DIRECTIVE |
Isolate every line in the records below with "casación" in it.

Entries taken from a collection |
________

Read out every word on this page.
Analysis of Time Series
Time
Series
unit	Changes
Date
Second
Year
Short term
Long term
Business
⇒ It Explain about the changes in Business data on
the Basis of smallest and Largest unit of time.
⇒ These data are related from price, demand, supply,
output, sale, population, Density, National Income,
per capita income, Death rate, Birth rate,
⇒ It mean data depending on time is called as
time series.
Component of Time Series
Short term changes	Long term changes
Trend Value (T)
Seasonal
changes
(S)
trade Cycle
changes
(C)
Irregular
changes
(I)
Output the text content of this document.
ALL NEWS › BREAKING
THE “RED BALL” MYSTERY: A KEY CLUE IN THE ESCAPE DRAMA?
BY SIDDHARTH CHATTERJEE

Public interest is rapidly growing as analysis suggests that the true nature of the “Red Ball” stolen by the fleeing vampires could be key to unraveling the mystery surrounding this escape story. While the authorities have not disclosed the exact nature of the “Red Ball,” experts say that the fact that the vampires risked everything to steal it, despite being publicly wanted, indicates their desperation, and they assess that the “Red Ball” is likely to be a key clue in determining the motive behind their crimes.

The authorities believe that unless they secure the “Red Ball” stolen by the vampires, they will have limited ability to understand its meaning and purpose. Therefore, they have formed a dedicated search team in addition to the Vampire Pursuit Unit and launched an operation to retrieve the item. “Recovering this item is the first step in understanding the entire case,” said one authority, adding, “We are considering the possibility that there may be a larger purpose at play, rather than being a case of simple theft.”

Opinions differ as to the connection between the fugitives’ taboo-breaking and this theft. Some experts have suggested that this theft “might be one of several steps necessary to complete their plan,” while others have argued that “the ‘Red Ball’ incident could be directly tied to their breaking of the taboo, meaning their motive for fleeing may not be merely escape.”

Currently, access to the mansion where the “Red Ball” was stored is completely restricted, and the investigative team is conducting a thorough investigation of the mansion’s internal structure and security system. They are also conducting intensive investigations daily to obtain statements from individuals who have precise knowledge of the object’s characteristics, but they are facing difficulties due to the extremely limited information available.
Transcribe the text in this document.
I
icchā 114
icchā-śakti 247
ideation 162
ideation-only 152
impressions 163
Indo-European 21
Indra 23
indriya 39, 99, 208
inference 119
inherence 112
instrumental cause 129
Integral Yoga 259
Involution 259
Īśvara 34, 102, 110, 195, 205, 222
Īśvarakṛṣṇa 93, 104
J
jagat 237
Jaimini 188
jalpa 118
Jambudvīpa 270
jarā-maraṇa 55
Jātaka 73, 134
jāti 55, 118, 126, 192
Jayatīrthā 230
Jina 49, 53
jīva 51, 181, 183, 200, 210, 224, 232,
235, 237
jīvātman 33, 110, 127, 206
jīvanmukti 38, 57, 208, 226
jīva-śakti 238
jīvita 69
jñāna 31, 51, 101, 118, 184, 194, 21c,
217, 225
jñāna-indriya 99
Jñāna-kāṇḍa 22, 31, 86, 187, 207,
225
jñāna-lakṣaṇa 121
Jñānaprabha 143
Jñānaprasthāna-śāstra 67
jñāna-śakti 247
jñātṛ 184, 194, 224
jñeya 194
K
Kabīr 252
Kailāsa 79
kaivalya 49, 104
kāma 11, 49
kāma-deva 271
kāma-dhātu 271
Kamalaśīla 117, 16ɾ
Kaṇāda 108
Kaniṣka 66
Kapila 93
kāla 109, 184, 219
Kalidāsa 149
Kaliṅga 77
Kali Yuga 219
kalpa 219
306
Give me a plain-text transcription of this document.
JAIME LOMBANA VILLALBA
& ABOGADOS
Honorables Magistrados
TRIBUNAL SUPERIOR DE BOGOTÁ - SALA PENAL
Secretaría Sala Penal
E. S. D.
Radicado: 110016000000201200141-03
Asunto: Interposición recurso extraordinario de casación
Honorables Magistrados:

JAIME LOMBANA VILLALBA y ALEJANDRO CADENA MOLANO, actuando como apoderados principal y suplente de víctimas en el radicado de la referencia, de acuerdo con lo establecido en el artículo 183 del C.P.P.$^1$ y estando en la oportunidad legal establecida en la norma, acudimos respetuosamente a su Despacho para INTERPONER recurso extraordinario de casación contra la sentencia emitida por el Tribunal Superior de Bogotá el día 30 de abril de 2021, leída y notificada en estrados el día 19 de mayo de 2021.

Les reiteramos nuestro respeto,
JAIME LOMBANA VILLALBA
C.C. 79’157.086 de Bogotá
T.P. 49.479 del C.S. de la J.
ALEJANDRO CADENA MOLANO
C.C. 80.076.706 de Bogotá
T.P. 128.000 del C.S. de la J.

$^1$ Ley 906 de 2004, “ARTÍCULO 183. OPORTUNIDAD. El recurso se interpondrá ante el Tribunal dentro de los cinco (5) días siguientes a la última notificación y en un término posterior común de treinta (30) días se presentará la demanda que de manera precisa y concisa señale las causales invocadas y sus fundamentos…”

________

SOLUTION TO THE EXERCISE |
Asunto: Interposición recurso extraordinario de casación
JAIME LOMBANA VILLALBA y ALEJANDRO CADENA MOLANO, actuando como apoderados principal y suplente de víctimas en el radicado de la referencia, de acuerdo con lo establecido en el artículo 183 del C.P.P.$^1$ y estando en la oportunidad legal establecida en la norma, acudimos respetuosamente a su Despacho para INTERPONER recurso extraordinario de casación contra la sentencia emitida por el Tribunal Superior de Bogotá el día 30 de abril de 2021, leída y notificada en estrados el día 19 de mayo de 2021.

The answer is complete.